- [EXTRACTED ENTRIES]
-------------------------

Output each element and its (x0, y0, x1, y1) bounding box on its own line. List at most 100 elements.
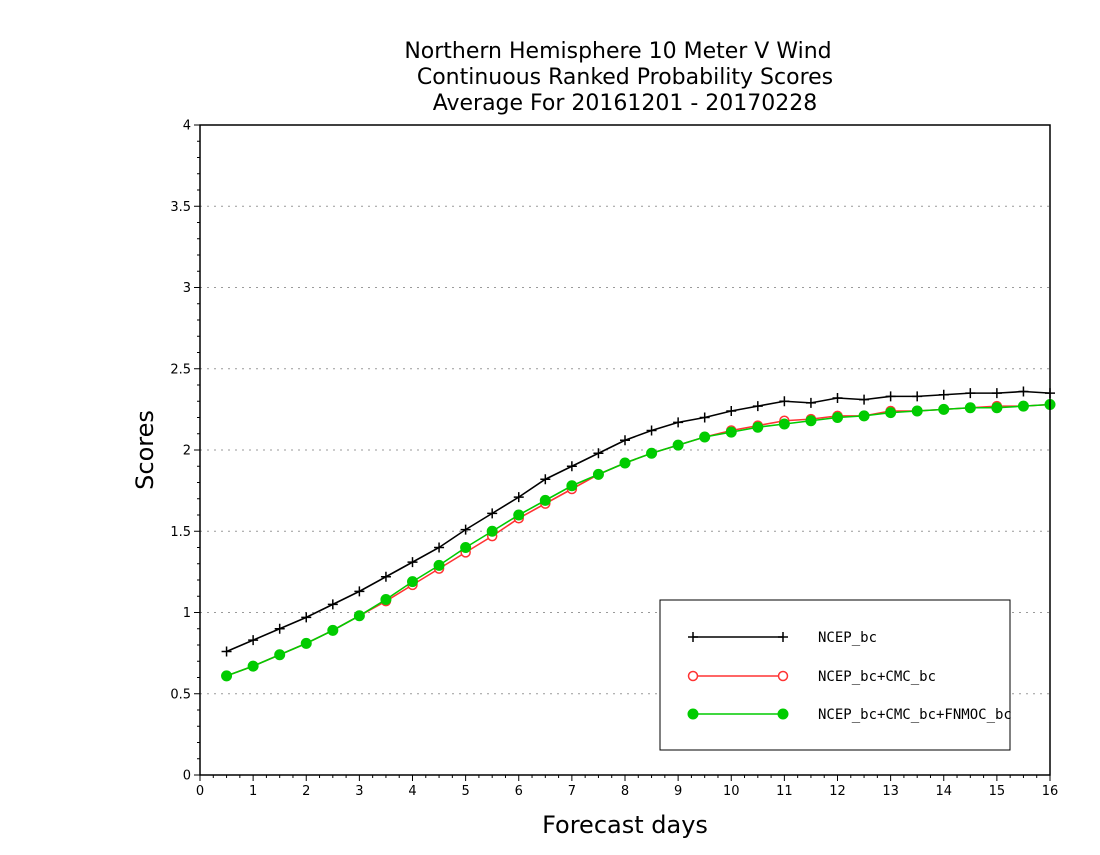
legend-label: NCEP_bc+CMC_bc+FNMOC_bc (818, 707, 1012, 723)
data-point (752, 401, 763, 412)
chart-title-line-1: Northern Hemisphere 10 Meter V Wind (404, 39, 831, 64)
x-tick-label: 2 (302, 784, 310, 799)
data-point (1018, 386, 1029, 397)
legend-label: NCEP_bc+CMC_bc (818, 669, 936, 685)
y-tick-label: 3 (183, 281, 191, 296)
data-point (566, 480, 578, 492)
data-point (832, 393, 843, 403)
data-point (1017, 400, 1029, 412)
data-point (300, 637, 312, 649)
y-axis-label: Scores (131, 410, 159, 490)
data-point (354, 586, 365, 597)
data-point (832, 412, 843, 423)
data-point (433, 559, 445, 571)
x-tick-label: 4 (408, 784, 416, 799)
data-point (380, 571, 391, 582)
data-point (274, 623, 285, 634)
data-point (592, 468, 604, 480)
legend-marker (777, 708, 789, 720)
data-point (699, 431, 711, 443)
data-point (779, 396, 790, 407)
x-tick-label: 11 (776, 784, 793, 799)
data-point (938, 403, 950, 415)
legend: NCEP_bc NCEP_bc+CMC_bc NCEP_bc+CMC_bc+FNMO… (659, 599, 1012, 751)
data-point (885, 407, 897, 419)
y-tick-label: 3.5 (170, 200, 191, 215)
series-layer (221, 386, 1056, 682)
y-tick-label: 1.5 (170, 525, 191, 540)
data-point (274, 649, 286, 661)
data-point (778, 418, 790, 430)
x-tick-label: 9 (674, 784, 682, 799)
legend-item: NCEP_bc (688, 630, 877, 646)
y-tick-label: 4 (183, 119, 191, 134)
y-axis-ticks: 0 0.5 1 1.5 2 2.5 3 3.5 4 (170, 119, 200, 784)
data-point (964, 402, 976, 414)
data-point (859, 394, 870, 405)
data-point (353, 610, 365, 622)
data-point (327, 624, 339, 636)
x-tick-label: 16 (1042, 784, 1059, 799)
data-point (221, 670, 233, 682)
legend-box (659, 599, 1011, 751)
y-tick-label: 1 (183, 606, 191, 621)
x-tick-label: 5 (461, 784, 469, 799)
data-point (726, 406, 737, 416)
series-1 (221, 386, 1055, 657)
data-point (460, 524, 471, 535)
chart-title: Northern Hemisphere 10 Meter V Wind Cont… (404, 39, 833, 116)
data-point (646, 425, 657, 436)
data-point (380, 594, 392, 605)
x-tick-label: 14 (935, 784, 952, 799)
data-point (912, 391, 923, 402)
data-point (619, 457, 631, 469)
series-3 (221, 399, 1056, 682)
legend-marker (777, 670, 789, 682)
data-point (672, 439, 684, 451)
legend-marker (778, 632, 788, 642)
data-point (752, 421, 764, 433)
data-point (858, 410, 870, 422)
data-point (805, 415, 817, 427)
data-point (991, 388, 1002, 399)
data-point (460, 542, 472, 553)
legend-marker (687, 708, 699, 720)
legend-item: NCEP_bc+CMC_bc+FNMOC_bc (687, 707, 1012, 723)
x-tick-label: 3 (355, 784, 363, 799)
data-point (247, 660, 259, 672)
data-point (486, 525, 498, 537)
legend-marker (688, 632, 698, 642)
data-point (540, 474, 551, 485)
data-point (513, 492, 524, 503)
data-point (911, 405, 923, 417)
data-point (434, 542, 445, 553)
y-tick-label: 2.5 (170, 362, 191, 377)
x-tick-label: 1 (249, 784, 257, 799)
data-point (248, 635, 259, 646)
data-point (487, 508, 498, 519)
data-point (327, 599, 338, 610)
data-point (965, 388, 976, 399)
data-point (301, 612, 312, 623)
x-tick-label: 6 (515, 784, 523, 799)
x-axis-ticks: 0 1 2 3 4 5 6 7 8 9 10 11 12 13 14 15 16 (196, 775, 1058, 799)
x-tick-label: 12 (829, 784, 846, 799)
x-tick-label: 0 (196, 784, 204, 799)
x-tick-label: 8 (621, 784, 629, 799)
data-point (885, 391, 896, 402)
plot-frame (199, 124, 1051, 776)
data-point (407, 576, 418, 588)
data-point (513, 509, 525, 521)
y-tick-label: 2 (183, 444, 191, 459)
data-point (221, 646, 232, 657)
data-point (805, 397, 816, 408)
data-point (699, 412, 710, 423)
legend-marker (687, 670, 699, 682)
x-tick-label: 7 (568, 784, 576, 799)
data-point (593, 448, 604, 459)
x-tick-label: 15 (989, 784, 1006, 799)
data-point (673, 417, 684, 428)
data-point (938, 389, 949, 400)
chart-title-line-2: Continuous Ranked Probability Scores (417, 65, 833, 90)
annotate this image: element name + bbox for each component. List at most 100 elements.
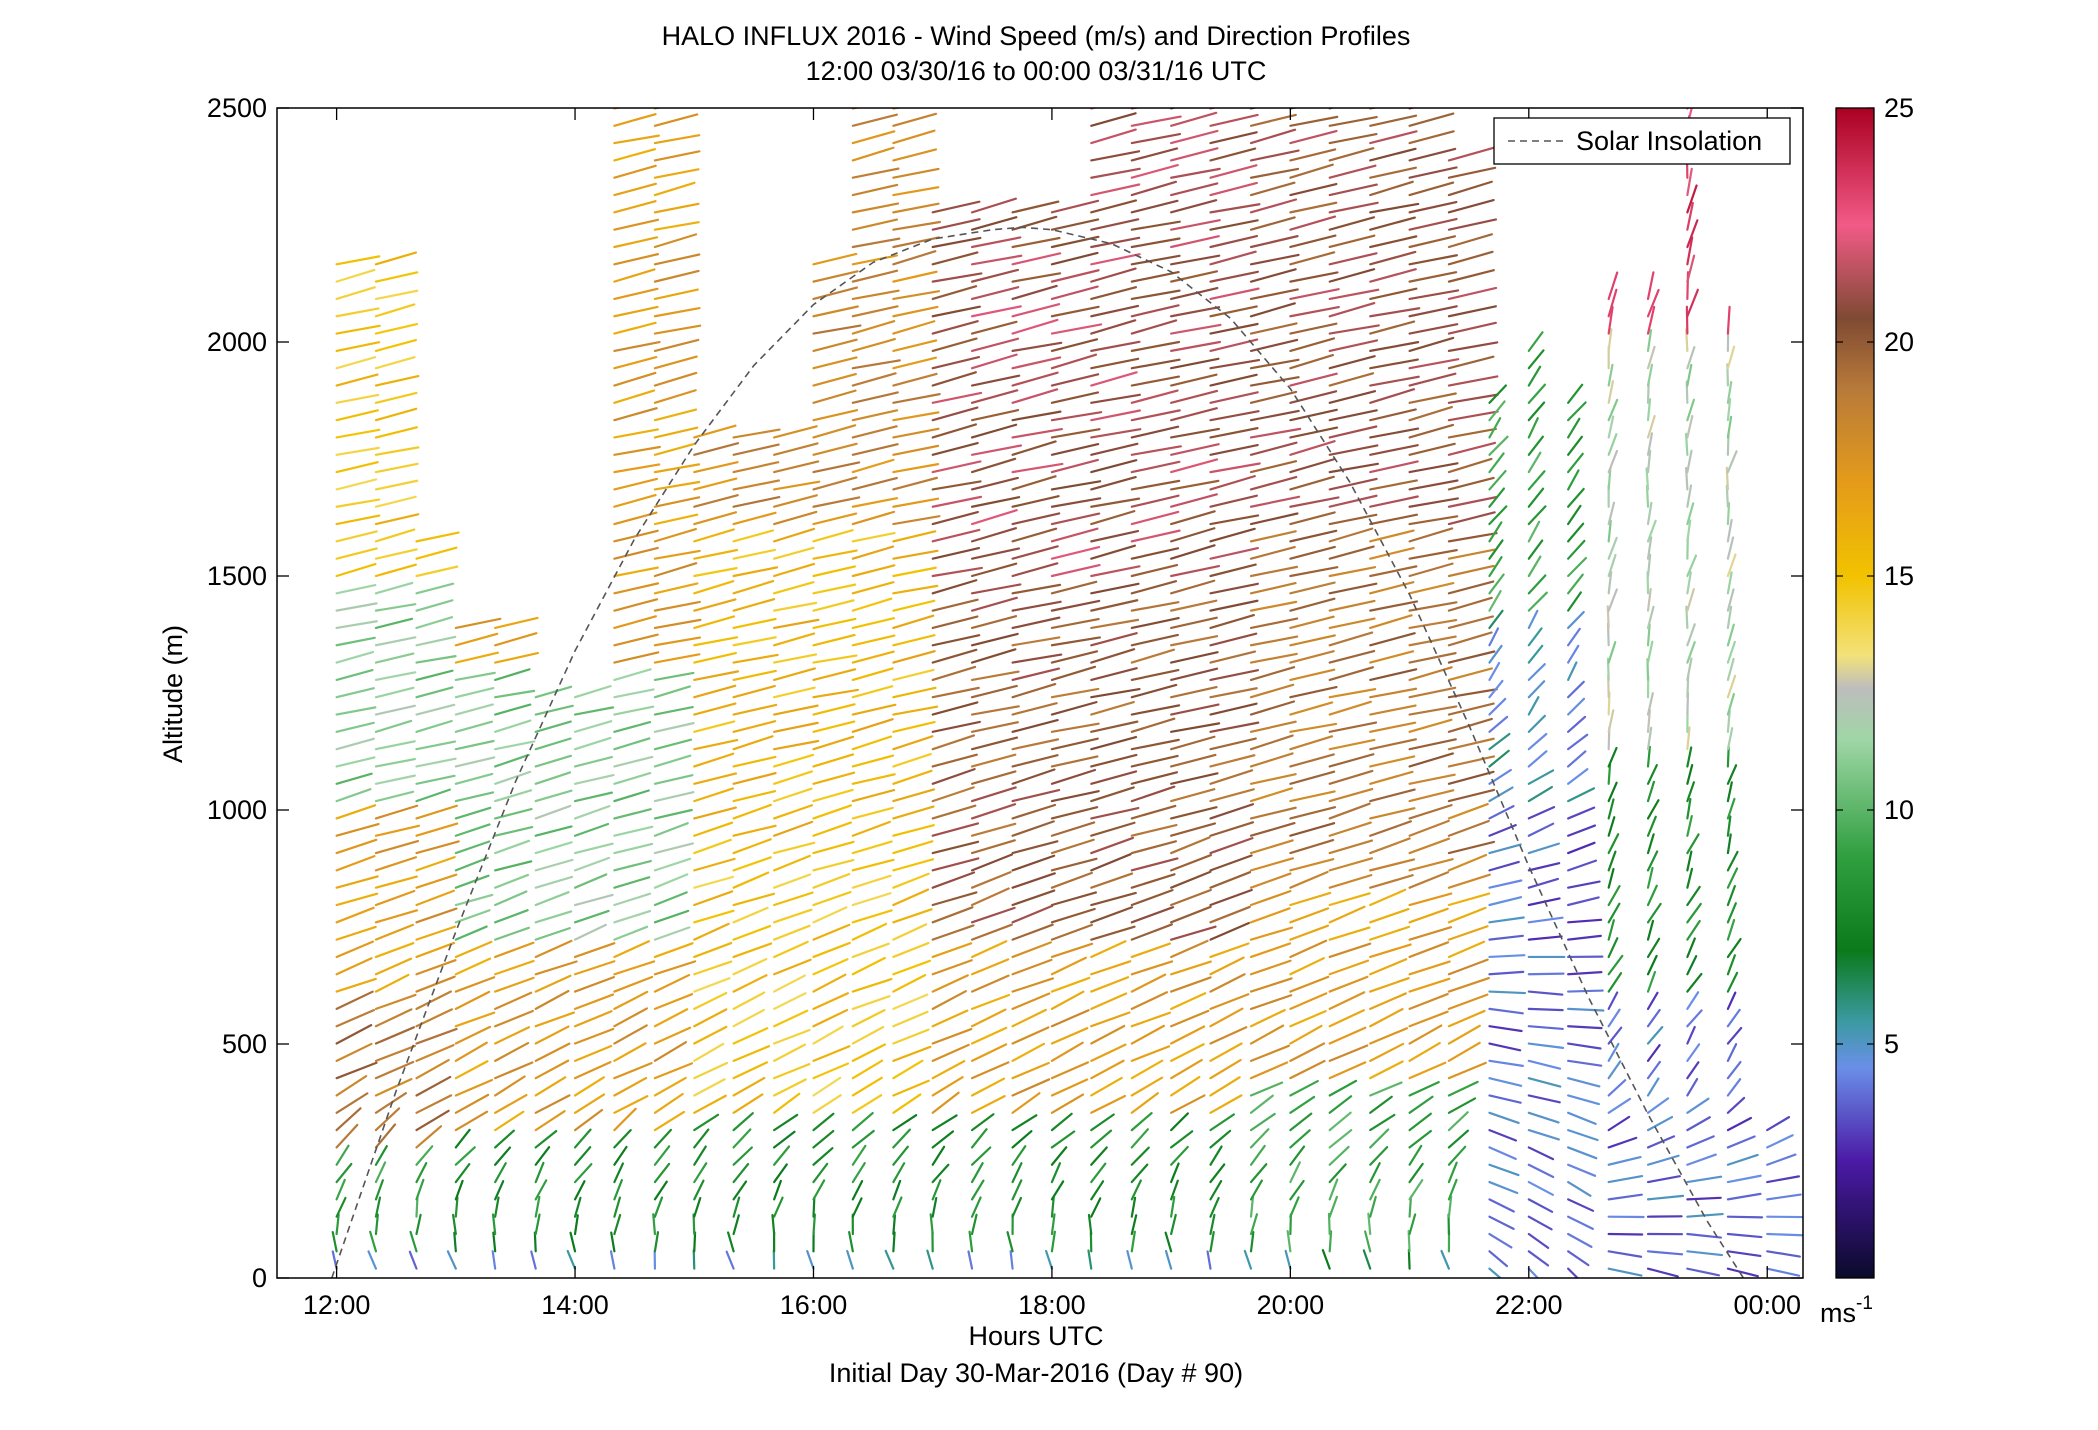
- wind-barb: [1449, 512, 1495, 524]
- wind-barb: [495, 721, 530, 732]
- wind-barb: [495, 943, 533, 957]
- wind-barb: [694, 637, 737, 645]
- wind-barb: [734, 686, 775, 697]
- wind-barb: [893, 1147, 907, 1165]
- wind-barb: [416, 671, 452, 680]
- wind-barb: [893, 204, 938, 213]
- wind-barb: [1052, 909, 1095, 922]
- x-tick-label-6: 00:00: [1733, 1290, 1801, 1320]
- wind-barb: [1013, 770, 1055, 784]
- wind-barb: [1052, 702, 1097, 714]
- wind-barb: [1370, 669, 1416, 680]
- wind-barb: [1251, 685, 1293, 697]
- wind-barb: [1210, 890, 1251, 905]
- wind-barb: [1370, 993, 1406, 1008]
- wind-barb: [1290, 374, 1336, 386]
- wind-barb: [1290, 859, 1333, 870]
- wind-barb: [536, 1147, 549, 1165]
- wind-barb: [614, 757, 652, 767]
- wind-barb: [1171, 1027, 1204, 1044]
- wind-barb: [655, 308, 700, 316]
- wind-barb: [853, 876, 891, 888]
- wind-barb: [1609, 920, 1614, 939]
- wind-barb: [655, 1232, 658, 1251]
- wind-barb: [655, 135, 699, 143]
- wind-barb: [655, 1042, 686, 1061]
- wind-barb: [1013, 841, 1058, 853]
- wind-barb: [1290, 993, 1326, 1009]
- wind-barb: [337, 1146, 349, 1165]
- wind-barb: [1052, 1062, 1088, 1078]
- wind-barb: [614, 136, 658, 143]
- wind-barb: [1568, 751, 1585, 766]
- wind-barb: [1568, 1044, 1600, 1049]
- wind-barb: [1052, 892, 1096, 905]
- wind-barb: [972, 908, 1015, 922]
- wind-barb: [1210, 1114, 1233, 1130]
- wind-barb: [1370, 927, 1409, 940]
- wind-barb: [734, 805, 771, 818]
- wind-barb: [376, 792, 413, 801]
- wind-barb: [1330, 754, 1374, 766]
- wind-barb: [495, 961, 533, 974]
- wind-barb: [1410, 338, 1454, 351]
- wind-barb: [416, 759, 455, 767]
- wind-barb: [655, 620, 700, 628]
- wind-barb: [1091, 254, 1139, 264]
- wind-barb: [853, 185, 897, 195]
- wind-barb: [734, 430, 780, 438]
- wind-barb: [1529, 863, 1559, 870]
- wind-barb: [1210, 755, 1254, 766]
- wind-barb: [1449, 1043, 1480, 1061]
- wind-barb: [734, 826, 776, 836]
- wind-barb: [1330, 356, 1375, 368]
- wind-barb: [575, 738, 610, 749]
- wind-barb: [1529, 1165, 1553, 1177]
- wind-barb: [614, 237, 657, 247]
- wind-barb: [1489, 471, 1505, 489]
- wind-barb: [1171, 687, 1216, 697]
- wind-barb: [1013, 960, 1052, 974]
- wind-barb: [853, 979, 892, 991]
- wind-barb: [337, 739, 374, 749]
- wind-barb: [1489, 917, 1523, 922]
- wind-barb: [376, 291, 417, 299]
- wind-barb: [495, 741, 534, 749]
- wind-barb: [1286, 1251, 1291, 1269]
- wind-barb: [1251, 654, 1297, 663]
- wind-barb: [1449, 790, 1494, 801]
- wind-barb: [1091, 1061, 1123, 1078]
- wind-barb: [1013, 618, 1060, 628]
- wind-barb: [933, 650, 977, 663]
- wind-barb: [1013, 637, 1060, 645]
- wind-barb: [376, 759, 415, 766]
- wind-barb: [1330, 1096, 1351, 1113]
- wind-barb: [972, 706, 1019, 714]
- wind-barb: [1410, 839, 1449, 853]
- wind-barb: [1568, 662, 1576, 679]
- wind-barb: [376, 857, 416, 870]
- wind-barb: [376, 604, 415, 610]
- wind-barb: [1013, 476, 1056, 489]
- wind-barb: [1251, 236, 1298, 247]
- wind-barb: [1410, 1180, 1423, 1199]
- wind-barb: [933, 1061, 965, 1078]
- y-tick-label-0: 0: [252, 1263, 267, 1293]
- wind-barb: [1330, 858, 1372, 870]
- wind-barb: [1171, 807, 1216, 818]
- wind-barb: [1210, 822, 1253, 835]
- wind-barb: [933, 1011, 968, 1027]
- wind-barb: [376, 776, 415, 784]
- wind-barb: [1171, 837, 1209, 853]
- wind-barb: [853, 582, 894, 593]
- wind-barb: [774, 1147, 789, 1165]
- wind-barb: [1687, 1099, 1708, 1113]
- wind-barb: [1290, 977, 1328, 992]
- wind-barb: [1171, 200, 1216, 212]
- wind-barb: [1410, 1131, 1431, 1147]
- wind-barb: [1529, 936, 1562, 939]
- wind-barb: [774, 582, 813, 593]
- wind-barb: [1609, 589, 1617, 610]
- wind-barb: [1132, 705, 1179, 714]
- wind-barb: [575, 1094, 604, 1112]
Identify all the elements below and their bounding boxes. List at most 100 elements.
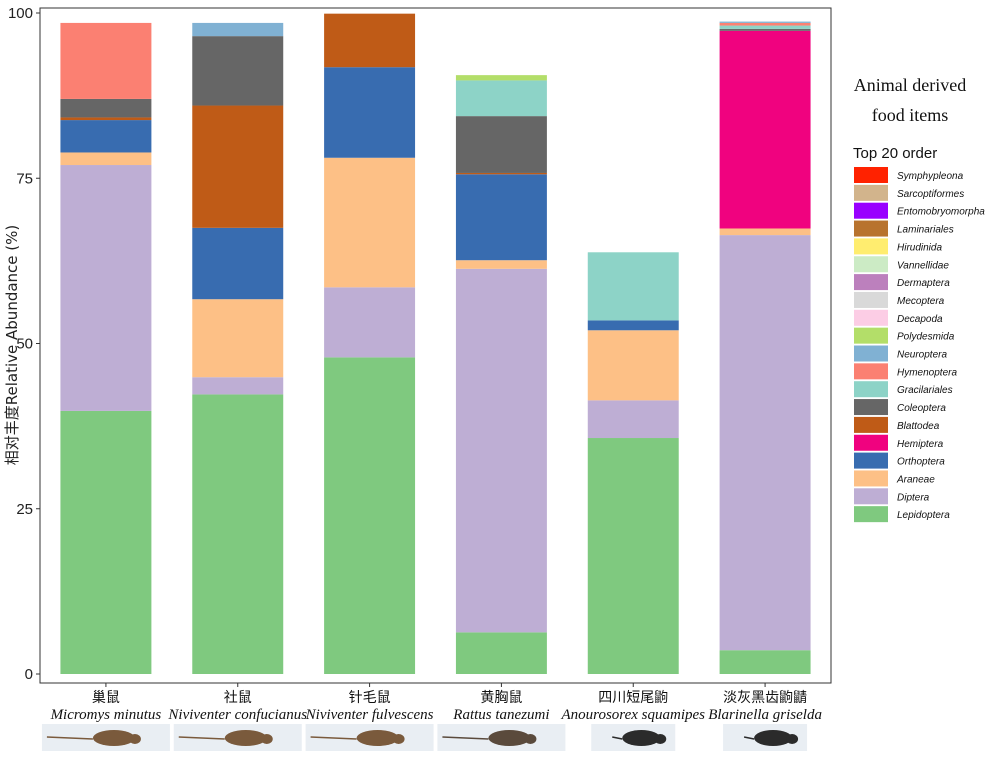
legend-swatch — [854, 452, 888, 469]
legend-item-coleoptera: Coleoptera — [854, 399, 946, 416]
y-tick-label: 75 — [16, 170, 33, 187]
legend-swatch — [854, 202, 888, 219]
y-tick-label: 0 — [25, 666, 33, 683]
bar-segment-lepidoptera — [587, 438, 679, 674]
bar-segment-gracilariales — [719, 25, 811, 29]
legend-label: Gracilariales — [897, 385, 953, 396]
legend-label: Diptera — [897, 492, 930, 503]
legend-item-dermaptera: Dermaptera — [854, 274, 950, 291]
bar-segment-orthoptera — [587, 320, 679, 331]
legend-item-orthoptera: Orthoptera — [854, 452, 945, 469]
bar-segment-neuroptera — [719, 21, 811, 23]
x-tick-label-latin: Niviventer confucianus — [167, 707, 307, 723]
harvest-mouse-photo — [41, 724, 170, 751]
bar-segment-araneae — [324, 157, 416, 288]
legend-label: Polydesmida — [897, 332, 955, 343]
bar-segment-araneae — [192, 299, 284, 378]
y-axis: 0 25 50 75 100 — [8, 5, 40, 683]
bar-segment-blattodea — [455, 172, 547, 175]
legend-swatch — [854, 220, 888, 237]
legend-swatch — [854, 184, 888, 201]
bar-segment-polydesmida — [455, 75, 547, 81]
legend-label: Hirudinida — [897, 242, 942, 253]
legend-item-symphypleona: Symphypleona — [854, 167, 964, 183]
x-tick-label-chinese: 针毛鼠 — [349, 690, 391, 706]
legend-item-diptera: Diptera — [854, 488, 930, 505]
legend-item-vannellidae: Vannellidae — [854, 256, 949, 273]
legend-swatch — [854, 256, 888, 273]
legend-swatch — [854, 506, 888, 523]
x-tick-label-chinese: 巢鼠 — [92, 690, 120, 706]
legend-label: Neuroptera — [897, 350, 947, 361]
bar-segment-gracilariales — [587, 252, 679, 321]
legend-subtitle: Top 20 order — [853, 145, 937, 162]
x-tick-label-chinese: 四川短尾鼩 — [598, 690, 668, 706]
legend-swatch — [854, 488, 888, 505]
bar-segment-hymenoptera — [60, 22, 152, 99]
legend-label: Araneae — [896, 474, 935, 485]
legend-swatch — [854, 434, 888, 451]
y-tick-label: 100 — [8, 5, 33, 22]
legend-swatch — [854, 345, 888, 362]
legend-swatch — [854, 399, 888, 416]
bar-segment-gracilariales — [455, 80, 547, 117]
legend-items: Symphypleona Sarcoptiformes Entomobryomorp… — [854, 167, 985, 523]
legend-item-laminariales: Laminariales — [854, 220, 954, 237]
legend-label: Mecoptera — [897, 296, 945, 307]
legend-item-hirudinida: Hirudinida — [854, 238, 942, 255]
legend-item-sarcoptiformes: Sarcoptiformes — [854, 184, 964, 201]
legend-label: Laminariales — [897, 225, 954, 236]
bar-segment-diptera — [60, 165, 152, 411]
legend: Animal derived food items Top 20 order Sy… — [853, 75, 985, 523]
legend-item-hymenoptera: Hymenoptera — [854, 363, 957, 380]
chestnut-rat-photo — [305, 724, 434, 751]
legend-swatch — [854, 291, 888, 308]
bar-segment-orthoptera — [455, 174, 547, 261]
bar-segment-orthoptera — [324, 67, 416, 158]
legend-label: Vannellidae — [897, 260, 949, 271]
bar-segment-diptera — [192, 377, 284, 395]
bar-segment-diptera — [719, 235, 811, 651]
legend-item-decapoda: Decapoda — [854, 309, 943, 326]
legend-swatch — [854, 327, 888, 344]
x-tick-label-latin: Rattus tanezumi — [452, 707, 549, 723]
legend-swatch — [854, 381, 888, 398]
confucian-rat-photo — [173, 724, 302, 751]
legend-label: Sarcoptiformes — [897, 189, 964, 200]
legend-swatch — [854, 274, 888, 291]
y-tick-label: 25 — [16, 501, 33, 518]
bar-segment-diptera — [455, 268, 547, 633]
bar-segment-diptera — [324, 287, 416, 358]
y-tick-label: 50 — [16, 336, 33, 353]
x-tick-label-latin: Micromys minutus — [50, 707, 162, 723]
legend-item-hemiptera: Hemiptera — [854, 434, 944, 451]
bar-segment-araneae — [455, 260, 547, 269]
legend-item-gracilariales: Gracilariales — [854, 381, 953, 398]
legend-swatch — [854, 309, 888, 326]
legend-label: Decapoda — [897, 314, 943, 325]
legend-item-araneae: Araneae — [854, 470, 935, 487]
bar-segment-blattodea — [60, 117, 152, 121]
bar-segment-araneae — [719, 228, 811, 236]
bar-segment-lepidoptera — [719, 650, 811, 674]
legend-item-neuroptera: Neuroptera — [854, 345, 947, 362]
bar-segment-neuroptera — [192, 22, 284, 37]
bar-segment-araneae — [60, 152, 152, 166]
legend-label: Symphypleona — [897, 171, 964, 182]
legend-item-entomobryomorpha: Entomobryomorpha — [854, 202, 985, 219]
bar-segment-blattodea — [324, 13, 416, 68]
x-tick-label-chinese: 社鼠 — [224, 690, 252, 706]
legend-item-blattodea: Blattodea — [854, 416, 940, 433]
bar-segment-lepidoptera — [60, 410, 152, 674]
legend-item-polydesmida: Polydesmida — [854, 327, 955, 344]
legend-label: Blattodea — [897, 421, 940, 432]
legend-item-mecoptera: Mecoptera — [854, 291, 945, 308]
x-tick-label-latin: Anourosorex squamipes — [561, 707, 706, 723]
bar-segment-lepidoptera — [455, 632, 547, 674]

-------------------------

- [SET PROBLEM]
Copy out every line of the material that contains the string "latin", matching case exactly.

- [TASK RESULT]
x-tick-label-latin: Niviventer confucianus — [167, 707, 307, 723]
x-tick-label-latin: Rattus tanezumi — [452, 707, 549, 723]
x-tick-label-latin: Micromys minutus — [50, 707, 162, 723]
x-tick-label-latin: Anourosorex squamipes — [561, 707, 706, 723]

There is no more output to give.